[Saved data entries]
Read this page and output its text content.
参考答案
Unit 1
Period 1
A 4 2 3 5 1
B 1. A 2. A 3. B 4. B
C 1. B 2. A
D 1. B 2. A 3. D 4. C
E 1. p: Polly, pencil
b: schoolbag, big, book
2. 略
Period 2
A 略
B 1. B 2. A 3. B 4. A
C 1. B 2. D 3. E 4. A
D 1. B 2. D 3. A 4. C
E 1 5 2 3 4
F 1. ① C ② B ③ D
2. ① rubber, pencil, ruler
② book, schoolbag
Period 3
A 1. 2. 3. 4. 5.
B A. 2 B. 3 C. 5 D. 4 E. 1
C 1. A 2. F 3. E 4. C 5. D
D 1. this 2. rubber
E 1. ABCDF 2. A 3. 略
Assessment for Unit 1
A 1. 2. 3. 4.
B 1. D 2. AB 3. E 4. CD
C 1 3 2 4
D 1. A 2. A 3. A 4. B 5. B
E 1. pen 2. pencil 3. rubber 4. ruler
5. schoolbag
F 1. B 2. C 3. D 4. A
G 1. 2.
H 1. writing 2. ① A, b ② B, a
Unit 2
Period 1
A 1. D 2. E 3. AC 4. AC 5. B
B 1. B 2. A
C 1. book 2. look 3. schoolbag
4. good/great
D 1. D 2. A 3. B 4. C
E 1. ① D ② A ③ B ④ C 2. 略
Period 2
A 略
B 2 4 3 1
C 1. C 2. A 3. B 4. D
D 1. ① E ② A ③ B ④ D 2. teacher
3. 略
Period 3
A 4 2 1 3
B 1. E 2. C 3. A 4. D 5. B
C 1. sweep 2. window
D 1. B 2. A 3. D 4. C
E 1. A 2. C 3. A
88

## Set exercise
Using the entries above, return each line that includes the word "book".

## Written answer
b: schoolbag, big, book
② book, schoolbag
C 1. book 2. look 3. schoolbag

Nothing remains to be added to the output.